SUPPLIED INFORMATION:

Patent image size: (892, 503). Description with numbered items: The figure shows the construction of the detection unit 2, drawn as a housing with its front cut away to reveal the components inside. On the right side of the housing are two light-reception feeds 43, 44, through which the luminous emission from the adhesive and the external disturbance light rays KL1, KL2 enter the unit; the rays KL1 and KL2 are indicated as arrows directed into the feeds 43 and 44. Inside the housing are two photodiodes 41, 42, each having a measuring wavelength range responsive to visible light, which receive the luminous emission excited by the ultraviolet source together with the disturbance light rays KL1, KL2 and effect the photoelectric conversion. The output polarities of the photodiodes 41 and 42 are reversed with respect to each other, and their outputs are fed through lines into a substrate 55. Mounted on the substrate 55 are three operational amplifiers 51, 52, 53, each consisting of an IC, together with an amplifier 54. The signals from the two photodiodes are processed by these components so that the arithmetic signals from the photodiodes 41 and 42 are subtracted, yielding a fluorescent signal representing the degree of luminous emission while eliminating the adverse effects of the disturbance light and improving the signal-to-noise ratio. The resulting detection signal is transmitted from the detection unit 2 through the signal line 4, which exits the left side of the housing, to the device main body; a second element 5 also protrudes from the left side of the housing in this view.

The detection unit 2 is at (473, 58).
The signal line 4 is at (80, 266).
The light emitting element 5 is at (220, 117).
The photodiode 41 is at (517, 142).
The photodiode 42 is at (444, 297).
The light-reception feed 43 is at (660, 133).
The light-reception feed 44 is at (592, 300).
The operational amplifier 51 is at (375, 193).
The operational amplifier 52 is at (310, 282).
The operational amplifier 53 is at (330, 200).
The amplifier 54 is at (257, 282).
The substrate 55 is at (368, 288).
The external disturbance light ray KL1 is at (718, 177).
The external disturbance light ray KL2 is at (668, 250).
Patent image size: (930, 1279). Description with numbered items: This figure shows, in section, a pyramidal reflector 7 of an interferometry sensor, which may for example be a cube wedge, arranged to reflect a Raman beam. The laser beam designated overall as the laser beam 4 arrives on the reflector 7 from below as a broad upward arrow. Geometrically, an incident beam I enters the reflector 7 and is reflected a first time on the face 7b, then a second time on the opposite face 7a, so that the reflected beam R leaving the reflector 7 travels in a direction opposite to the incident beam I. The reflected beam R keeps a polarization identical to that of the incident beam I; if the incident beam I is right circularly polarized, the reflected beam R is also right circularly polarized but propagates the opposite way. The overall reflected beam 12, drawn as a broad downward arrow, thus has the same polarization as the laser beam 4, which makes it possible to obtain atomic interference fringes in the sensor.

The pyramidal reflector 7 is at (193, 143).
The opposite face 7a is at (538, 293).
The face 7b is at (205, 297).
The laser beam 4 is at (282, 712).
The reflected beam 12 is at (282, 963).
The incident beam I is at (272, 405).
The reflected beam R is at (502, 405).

WHAT IS NEEDED:
Return every line of the rows above that contains the word "pyramidal", and treat uppercase and lowercase letters as different.

CORRECT ANSWER:
Patent image size: (930, 1279). Description with numbered items: This figure shows, in section, a pyramidal reflector 7 of an interferometry sensor, which may for example be a cube wedge, arranged to reflect a Raman beam. The laser beam designated overall as the laser beam 4 arrives on the reflector 7 from below as a broad upward arrow. Geometrically, an incident beam I enters the reflector 7 and is reflected a first time on the face 7b, then a second time on the opposite face 7a, so that the reflected beam R leaving the reflector 7 travels in a direction opposite to the incident beam I. The reflected beam R keeps a polarization identical to that of the incident beam I; if the incident beam I is right circularly polarized, the reflected beam R is also right circularly polarized but propagates the opposite way. The overall reflected beam 12, drawn as a broad downward arrow, thus has the same polarization as the laser beam 4, which makes it possible to obtain atomic interference fringes in the sensor.
The pyramidal reflector 7 is at (193, 143).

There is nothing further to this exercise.